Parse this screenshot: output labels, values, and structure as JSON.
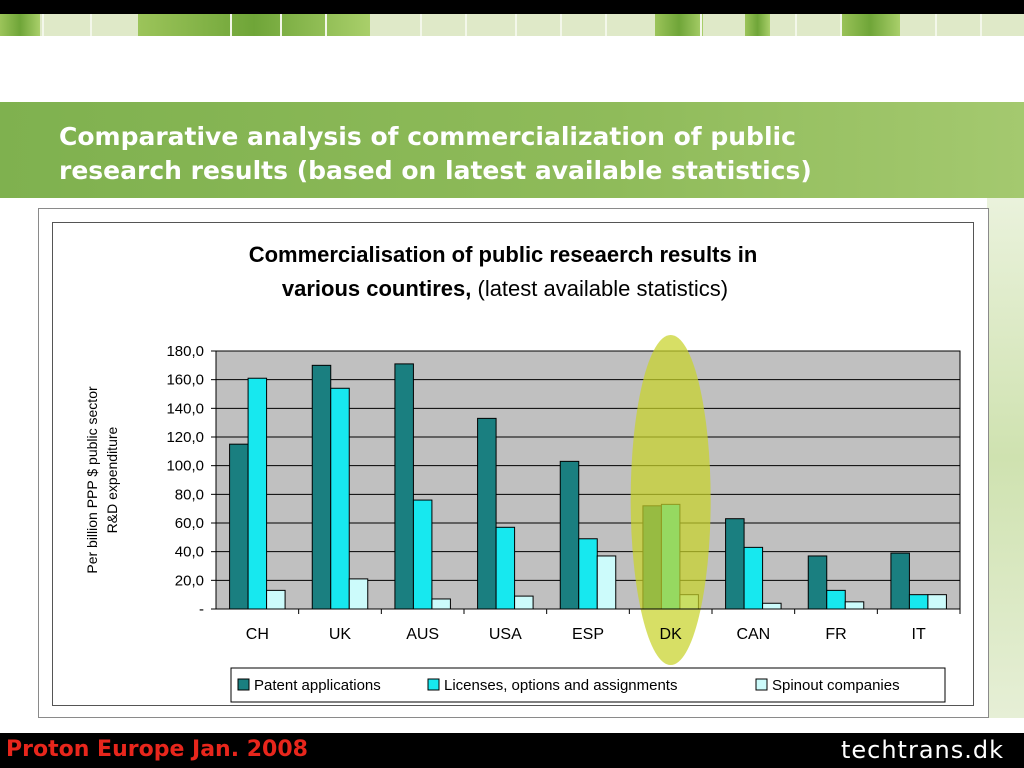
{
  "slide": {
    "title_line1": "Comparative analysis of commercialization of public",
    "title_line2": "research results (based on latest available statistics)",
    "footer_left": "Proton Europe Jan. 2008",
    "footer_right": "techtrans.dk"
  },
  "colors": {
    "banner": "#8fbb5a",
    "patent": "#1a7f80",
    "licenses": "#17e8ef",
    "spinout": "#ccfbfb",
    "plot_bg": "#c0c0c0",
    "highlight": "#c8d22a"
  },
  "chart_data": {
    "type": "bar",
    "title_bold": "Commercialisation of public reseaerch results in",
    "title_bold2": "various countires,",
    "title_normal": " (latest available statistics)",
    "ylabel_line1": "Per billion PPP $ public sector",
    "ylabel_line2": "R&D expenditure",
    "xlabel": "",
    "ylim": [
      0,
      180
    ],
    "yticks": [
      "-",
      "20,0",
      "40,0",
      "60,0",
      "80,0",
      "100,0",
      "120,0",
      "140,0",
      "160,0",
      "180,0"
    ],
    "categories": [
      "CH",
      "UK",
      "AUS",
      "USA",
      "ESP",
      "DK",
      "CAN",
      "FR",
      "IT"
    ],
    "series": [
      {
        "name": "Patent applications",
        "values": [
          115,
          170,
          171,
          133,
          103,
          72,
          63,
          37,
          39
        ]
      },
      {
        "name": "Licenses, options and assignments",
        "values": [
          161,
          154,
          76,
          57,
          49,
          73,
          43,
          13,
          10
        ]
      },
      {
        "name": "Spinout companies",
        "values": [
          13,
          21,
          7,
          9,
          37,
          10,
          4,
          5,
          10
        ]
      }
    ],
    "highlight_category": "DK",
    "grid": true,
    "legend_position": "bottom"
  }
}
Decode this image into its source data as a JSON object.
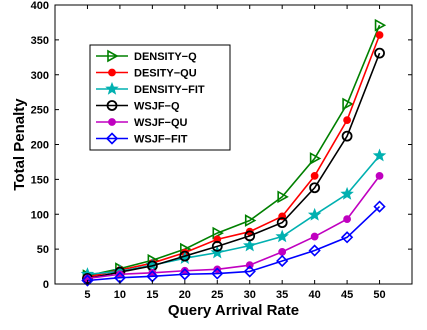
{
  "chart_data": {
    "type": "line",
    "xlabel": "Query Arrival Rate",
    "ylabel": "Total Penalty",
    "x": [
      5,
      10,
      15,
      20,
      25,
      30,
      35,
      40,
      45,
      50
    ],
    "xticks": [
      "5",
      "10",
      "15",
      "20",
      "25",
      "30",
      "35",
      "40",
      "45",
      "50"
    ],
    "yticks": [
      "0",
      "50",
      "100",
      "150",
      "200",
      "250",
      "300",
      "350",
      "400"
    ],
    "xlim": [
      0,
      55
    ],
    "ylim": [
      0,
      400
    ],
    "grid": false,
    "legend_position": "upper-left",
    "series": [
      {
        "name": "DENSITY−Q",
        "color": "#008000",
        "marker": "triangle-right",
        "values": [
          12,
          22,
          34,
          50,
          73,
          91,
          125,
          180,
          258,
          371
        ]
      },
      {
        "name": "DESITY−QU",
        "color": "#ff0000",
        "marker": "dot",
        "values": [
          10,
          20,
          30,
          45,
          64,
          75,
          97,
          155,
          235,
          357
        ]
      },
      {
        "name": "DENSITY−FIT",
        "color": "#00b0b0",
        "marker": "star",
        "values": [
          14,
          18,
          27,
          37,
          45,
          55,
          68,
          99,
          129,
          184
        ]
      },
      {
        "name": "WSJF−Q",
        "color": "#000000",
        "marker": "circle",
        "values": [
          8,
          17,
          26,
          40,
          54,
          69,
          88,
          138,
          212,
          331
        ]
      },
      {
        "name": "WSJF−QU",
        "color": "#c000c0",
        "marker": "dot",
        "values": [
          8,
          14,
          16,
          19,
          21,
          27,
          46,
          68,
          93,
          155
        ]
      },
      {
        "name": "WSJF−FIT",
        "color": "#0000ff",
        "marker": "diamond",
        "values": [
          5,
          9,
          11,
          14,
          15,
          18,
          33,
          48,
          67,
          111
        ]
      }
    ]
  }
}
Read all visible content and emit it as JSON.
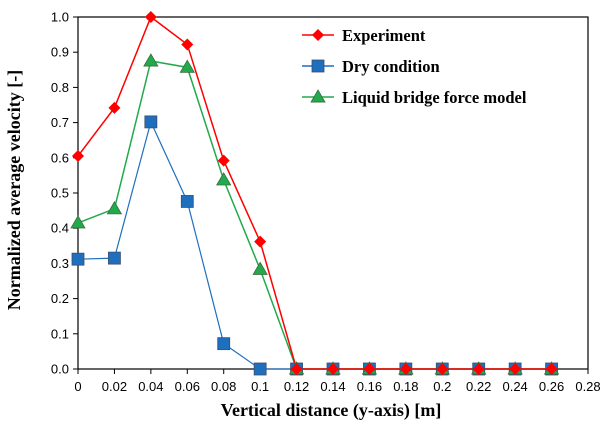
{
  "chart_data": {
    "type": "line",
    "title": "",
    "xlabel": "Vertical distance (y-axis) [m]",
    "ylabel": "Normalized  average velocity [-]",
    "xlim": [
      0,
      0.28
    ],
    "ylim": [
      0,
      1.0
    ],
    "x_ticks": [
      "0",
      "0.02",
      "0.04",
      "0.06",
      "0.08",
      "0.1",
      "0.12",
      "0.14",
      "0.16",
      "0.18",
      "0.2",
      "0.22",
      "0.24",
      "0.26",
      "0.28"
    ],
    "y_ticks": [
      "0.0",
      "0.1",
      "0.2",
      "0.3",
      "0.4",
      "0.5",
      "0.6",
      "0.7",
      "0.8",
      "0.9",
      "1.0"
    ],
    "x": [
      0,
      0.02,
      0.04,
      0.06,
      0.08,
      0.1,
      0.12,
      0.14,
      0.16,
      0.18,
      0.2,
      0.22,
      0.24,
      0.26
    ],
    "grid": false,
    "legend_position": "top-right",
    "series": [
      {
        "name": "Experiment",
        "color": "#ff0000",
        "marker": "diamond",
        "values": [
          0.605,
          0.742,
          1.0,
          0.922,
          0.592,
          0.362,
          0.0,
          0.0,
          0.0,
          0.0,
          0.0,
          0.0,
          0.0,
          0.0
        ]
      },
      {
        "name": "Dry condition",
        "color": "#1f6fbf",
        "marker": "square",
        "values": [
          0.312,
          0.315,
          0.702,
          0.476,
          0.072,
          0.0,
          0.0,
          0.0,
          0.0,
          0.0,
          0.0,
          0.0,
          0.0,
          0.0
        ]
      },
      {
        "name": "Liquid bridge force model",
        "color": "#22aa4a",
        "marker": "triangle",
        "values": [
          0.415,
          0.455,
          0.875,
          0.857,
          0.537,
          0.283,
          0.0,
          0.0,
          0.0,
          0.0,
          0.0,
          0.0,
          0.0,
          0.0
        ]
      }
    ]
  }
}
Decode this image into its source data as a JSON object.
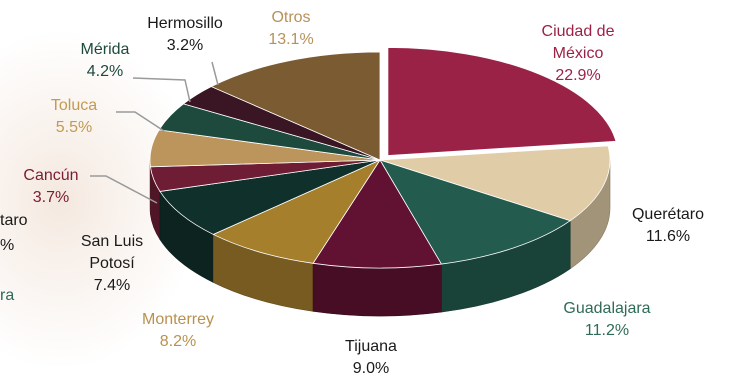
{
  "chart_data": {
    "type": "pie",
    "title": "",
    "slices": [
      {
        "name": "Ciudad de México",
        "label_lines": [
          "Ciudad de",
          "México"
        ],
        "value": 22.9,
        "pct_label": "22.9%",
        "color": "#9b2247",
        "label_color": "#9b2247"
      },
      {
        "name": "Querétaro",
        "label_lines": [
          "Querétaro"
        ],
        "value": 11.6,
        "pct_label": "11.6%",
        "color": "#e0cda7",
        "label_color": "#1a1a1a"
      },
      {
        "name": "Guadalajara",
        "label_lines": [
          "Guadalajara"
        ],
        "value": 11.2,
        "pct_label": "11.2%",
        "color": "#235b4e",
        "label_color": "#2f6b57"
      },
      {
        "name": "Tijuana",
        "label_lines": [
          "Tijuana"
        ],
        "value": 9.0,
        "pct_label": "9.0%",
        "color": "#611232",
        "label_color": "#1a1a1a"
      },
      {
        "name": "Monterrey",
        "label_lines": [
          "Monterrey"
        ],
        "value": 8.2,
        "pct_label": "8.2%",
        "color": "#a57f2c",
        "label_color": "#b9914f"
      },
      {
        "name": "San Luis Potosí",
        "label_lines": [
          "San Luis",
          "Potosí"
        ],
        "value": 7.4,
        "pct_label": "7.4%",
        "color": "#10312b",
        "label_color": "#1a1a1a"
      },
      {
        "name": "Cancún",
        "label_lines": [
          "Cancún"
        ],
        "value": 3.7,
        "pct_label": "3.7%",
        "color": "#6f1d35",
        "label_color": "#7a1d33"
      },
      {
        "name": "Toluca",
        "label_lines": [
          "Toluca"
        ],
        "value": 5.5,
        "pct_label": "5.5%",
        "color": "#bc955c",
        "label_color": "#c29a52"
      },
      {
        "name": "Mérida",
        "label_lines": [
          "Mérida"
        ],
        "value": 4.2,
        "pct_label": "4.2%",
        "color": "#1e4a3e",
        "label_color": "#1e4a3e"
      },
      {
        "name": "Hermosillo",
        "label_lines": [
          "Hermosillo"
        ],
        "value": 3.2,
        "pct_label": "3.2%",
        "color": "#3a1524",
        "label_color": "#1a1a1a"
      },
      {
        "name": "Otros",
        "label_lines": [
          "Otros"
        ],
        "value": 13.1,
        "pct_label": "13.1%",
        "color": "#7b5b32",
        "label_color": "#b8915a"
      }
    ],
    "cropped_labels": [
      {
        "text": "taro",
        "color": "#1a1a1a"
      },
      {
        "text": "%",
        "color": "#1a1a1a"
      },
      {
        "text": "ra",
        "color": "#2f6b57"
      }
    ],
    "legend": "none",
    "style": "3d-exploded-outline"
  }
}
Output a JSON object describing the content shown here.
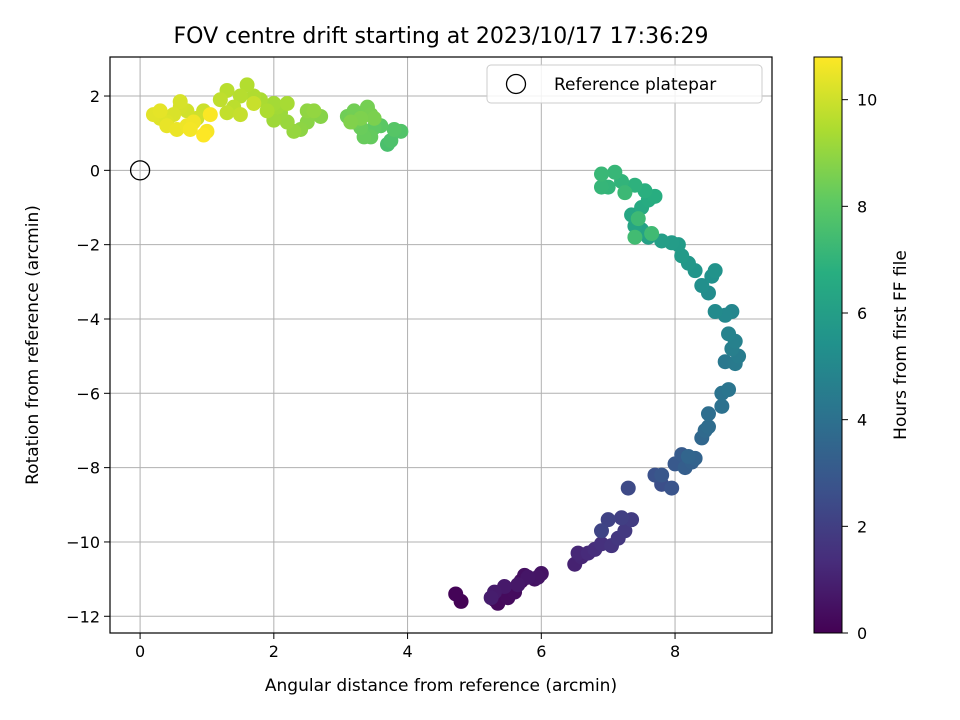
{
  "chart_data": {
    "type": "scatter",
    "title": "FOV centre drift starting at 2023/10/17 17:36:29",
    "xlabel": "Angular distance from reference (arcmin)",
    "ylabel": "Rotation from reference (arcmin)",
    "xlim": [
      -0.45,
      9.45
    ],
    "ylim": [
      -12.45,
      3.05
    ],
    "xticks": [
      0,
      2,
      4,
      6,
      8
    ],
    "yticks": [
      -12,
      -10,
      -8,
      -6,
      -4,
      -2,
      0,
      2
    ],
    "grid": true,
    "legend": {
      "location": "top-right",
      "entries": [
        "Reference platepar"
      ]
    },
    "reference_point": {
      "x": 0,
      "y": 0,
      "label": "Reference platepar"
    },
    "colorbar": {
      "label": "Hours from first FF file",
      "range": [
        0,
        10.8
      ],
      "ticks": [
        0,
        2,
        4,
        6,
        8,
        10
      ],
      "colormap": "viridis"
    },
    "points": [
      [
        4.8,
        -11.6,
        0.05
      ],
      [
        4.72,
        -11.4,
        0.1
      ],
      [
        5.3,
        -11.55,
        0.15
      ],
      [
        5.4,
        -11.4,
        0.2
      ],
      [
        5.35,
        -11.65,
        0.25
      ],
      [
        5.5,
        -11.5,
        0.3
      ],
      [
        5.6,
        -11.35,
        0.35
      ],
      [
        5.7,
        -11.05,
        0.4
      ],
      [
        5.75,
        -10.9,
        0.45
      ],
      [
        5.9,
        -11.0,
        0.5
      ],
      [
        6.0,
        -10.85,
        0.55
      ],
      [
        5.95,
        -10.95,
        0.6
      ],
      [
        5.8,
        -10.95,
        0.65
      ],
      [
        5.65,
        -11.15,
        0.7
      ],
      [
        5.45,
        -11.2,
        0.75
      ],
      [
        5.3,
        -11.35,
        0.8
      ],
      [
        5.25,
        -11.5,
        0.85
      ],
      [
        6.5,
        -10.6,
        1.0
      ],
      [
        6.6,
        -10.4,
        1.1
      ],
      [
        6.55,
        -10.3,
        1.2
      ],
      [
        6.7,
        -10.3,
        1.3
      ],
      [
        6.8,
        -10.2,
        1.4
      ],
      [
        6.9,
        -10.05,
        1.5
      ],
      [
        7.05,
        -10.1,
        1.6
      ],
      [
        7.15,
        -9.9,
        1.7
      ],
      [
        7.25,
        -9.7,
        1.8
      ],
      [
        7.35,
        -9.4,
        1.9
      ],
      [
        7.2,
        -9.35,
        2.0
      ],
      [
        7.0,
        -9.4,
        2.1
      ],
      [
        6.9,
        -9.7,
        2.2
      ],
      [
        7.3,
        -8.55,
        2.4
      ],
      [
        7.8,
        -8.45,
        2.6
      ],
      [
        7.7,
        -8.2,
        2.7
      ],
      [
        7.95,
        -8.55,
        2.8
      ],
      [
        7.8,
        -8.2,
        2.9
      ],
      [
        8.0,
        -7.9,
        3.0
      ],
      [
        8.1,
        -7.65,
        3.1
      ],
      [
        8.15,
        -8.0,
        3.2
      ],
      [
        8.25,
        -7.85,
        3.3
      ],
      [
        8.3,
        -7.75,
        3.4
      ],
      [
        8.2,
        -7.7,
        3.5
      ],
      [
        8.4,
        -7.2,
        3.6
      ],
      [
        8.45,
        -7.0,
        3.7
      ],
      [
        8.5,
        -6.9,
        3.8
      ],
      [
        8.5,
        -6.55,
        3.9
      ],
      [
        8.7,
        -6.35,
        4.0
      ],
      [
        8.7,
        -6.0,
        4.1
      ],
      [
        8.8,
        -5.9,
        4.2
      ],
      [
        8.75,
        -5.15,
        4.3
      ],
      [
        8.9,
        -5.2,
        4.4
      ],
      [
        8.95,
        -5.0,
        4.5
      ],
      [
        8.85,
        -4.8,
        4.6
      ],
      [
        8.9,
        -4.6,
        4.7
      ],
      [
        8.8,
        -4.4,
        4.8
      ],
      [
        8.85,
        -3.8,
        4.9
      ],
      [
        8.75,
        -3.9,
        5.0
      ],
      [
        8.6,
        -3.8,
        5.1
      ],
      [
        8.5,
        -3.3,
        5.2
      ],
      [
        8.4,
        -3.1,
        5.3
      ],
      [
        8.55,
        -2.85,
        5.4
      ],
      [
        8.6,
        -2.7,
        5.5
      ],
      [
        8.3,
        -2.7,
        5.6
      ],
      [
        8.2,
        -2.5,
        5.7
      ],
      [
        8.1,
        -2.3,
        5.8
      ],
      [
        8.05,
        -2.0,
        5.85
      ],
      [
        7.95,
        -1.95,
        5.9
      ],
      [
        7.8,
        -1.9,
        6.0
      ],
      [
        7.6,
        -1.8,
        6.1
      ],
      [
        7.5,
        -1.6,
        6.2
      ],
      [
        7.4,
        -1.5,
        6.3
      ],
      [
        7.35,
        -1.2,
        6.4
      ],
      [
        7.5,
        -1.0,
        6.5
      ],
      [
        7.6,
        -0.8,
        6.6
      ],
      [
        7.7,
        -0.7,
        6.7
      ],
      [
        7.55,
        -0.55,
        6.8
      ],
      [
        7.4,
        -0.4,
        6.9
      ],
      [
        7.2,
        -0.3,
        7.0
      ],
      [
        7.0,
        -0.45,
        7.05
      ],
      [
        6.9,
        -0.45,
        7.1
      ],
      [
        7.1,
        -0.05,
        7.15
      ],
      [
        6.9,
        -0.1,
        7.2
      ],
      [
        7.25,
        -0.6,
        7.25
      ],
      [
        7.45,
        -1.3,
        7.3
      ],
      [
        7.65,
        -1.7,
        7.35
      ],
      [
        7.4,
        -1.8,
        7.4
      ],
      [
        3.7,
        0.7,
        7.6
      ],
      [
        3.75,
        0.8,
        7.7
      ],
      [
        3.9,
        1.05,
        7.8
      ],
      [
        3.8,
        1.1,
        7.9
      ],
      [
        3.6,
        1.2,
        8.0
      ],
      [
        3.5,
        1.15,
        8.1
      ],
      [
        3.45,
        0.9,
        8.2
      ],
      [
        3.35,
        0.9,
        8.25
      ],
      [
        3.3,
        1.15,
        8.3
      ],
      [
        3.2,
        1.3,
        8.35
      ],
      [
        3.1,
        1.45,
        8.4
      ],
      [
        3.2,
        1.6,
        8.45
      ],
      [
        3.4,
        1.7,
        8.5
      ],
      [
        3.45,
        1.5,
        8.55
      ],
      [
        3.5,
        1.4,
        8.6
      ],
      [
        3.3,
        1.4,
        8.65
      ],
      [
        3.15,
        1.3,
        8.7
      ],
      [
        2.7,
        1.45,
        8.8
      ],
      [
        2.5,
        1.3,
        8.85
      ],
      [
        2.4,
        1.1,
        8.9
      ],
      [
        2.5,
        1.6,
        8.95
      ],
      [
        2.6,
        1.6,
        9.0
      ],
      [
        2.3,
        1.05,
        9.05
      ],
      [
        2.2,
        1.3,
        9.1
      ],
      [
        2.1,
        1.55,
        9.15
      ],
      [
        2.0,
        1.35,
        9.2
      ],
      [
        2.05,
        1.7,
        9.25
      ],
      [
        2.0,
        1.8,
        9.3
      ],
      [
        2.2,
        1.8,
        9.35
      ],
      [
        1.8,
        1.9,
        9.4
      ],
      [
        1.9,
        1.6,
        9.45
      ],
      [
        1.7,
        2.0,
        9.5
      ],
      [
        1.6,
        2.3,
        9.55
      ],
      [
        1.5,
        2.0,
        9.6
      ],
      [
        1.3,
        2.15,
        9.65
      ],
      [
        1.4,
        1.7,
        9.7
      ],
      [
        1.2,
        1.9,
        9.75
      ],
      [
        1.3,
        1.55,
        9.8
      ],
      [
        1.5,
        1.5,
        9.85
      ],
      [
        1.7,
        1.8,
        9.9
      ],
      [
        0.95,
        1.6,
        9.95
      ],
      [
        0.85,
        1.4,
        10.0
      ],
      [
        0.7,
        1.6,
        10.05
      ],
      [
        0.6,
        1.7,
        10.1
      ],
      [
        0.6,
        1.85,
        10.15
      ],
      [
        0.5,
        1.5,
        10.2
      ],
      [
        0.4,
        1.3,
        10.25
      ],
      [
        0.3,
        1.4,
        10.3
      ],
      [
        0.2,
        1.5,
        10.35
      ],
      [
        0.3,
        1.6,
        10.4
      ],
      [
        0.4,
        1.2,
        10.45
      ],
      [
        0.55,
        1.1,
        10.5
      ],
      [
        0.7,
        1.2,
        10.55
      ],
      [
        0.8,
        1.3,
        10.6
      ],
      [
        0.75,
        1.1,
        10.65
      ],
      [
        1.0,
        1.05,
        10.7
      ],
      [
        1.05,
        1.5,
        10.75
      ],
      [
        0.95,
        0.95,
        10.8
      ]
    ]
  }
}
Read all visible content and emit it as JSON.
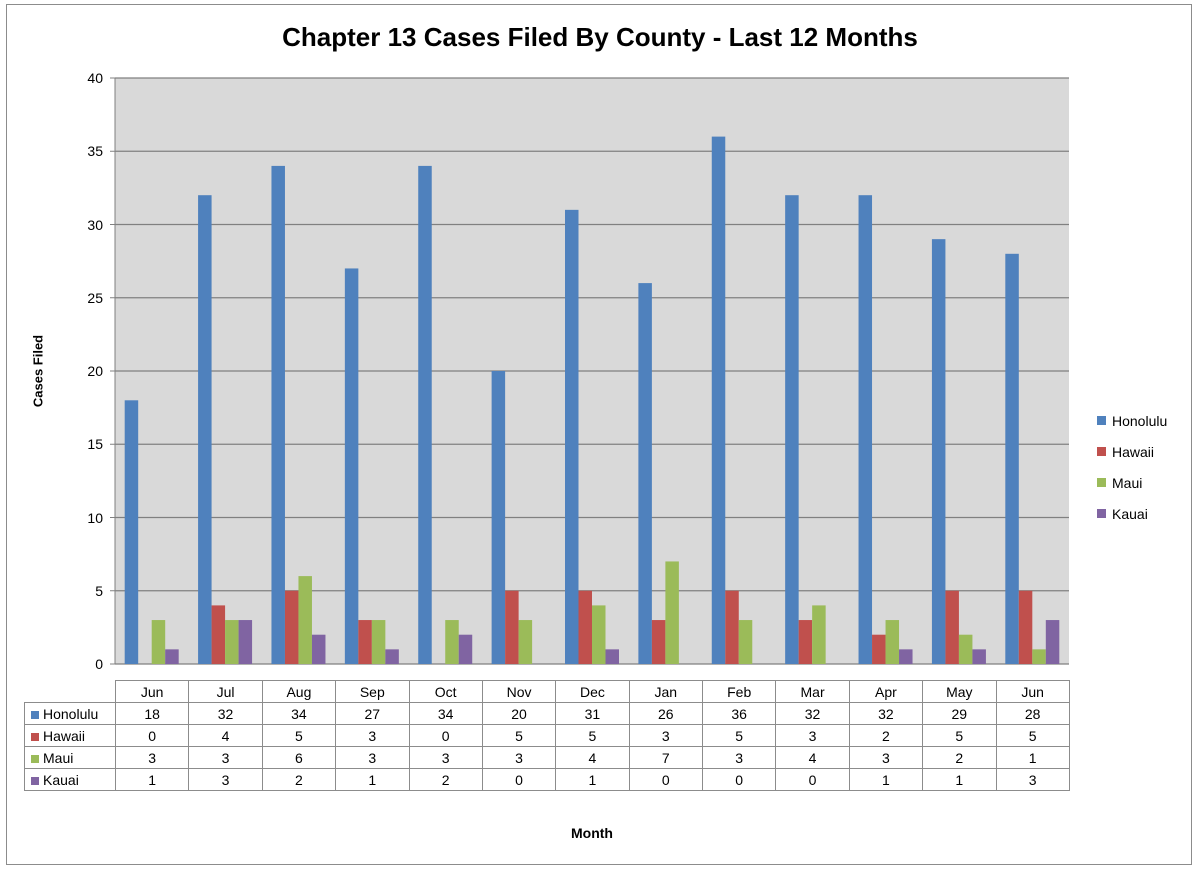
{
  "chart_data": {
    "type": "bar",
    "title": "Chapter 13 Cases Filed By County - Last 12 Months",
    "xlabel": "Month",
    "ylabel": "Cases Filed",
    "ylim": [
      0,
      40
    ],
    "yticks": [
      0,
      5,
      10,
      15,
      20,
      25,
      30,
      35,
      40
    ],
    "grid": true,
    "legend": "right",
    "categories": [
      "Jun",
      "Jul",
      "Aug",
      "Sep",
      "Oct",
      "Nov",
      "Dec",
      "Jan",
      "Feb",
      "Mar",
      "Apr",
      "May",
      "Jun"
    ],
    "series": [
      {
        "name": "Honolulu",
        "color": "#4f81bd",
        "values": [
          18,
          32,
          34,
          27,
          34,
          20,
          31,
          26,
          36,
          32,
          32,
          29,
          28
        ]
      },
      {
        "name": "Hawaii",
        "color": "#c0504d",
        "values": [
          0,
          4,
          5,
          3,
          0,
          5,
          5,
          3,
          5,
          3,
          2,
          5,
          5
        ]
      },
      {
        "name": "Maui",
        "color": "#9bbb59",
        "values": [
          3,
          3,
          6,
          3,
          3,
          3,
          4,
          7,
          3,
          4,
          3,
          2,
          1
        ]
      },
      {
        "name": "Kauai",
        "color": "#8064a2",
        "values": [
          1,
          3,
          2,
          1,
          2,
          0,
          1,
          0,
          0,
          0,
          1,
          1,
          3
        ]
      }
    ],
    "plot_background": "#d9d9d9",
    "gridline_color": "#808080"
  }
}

::::

> [Work to complete]: Establish how many lines of the material above hold the word "results". Nothing but the count should be returned.

> [Solution for this problem]: 2